Anne-babanın çocuğa sunduğu deneyimler onun gelişimini olumlu yönde etkilerken, özellikle erken okuma-yazma becerilerinin gelişiminde ev ortamındaki deneyimler ön plana çıkmaktadır. Çünkü çocuklar okuma-yazma deneyimlerinin çok büyük bir kısmını okula başlamadan önce kazanmaktadırlar. Çocuğun evde doğal bir süreç içerisinde kazandığı dil becerileri (dinleme, konuşma, okuma-yazma deneyimleri ile ilgili birikim) ve okul öncesi dönemde kazandığı okuma-yazma deneyimlerinin sınıfta uygulanacak ilk okuma-yazma öğretiminin temelini oluşturmaktadır. Bir başka deyişle, sınıfta çocuğa uygulanacak ilk okuma-yazma öğretiminin niteliğini ve düzeyini çocuğun okul öncesi dönemde geliştirdiği dil becerilerinin düzeyi ve okuma-yazma deneyimlerinin ona sağladığı birikimler belirleyecektir. Çocuklarda okuma-yazma becerileri de diğer gelişim alanlarındaki beceriler gibi çevresindeki materyallerle deneyim kazanırken, oynarken gelişmektedir. Çocukların bu becerilerinin gelişebilmesinde aile desteğine ve yönlendirmesine ihtiyaç vardır. Yazı yazmak için yazılı materyallere, okumak içinse sadece kitaplar değil yazılı uyaranlarla deneyim kazanmaya çocuklar ihtiyaç duymaktadır. Çocuklar okur-yazarlığın doğuşu sürecinde öncelikle aile çevresinde okuma materyallerinin bir anlam taşıdığını ve bunların değişik amaçlar için kullanıldığını tecrübe etmektedirler. Bu amaçla çocuklar okuma-yazmaya karşı merak duymaya başlamaları ile birlikte çevresini gözlemlemekte ve oyunlarında gözlemledikleri davranışları taklit etmektedirler. Bu doğal süreç içinde anne-babanın bilinçli bir şekilde çocuğa model olması ve yönlendirmesi oldukça önemlidir (Üstün, 2005; Yılmaz, 2009; Çelenk, 2003; Güler, 2009).

Çocuğun içinde bulunduğu tüm sosyal ilişkiler onun okuma-yazma becerileri üzerinde etkili olmaktadır. Çocukların okuma-yazmayı öğrenmeye başlamadan önce, zengin okuma-yazma araçlarıyla dolu bir ortamda büyümelerinin ve bir hazırlık dönemi geçirmelerinin ne kadar önemli olduğunu göstermiş olması bakımından önemli sonuçlar ortaya koymaktadır. Okuma-yazma araçlarının bulunduğu çevrede yetişmemiş olan çocuklar daha önce basılı ve yazılı okuma dokümanlarının bulunduğu çevrede yetişen akranları kadar başarılı olamamışlardır (Çelenk, 2003).

### Yönerge 1
Erken okuma-yazma üzerine olan alıntıda "Çocuğun içinde bulunduğu" kısmından "olamamışlardır (Çelenk, 2003)." kısmına kadar her şeyi hiç değiştirmeden yeniden ver.

### Yerleşim koordinat verileri
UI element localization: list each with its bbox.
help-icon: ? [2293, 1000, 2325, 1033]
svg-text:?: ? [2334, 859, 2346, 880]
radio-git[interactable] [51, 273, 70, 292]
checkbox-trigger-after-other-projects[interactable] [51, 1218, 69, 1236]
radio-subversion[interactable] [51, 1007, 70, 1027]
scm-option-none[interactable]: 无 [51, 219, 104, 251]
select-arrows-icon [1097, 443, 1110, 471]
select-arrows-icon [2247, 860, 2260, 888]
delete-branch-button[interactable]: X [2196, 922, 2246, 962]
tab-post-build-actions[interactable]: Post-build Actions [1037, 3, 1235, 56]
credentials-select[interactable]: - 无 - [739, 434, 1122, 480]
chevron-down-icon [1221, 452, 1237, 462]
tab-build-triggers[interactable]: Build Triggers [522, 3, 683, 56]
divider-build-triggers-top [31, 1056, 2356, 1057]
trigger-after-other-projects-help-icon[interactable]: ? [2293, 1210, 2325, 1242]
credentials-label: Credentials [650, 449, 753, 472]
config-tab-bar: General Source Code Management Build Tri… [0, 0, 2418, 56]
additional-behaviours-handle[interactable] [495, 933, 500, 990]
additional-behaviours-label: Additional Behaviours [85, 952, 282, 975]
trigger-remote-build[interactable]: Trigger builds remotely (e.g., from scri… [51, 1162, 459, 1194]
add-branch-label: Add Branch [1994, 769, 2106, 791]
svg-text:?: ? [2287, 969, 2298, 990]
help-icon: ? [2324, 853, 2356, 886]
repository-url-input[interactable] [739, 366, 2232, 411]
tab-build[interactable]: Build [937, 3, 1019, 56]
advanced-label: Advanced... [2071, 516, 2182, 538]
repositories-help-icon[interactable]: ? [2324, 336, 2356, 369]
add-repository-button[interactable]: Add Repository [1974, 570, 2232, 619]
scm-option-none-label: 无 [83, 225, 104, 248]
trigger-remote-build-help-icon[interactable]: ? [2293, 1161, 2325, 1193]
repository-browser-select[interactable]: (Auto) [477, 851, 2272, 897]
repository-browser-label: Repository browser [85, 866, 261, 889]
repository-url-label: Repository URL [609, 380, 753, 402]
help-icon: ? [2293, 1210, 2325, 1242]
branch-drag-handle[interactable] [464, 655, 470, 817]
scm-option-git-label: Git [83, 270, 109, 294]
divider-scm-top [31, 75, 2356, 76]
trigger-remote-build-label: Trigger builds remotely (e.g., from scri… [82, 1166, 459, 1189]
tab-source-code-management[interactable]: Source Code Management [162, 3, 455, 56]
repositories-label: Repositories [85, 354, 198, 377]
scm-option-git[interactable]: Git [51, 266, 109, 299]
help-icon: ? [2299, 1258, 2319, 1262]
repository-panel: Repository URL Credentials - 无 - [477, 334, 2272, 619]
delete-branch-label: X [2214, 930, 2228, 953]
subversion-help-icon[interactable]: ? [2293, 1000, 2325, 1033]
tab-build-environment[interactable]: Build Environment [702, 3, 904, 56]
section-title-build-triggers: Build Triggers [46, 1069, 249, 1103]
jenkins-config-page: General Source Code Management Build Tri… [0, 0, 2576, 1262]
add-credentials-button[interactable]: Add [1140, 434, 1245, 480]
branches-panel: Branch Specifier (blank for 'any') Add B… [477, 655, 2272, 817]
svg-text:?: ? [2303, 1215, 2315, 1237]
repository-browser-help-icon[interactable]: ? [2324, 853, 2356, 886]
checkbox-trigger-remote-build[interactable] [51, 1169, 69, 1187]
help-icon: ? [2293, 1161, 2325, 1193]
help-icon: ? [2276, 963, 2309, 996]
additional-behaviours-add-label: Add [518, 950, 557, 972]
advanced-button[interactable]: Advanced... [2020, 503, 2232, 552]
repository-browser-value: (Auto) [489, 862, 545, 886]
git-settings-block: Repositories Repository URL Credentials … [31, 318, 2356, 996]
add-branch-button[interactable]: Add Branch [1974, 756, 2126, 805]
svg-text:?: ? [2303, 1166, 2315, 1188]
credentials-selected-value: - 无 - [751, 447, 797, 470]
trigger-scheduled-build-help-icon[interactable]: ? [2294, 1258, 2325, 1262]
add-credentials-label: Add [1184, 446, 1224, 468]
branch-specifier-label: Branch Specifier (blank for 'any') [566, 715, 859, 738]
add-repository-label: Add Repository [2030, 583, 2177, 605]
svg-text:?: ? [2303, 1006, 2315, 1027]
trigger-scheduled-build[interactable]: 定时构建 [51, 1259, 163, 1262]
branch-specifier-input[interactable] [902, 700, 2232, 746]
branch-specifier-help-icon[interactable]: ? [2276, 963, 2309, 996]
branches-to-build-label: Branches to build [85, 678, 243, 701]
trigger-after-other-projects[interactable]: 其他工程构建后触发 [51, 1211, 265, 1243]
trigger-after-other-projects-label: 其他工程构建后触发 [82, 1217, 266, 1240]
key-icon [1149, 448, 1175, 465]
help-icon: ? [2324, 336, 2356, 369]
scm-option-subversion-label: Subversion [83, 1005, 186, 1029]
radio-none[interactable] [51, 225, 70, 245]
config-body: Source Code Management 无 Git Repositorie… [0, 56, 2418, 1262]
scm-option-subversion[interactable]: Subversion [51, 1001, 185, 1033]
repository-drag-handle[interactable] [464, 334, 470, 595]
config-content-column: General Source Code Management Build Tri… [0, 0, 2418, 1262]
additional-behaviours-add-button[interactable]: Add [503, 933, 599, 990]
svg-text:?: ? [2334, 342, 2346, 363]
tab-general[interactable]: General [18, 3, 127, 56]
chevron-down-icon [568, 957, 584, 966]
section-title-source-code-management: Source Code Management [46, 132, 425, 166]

### Yönerge 2
Kayıtların en başından "select-arrows-icon [1097, 443, 1110, 471]" geçen satıra kadar her şeyi, iki ucu da dahil ederek, aynen yazıya geçir.

### Tam çıktı 1
Çocuğun içinde bulunduğu tüm sosyal ilişkiler onun okuma-yazma becerileri üzerinde etkili olmaktadır. Çocukların okuma-yazmayı öğrenmeye başlamadan önce, zengin okuma-yazma araçlarıyla dolu bir ortamda büyümelerinin ve bir hazırlık dönemi geçirmelerinin ne kadar önemli olduğunu göstermiş olması bakımından önemli sonuçlar ortaya koymaktadır. Okuma-yazma araçlarının bulunduğu çevrede yetişmemiş olan çocuklar daha önce basılı ve yazılı okuma dokümanlarının bulunduğu çevrede yetişen akranları kadar başarılı olamamışlardır (Çelenk, 2003).

### Tam çıktı 2
UI element localization: list each with its bbox.
help-icon: ? [2293, 1000, 2325, 1033]
svg-text:?: ? [2334, 859, 2346, 880]
radio-git[interactable] [51, 273, 70, 292]
checkbox-trigger-after-other-projects[interactable] [51, 1218, 69, 1236]
radio-subversion[interactable] [51, 1007, 70, 1027]
scm-option-none[interactable]: 无 [51, 219, 104, 251]
select-arrows-icon [1097, 443, 1110, 471]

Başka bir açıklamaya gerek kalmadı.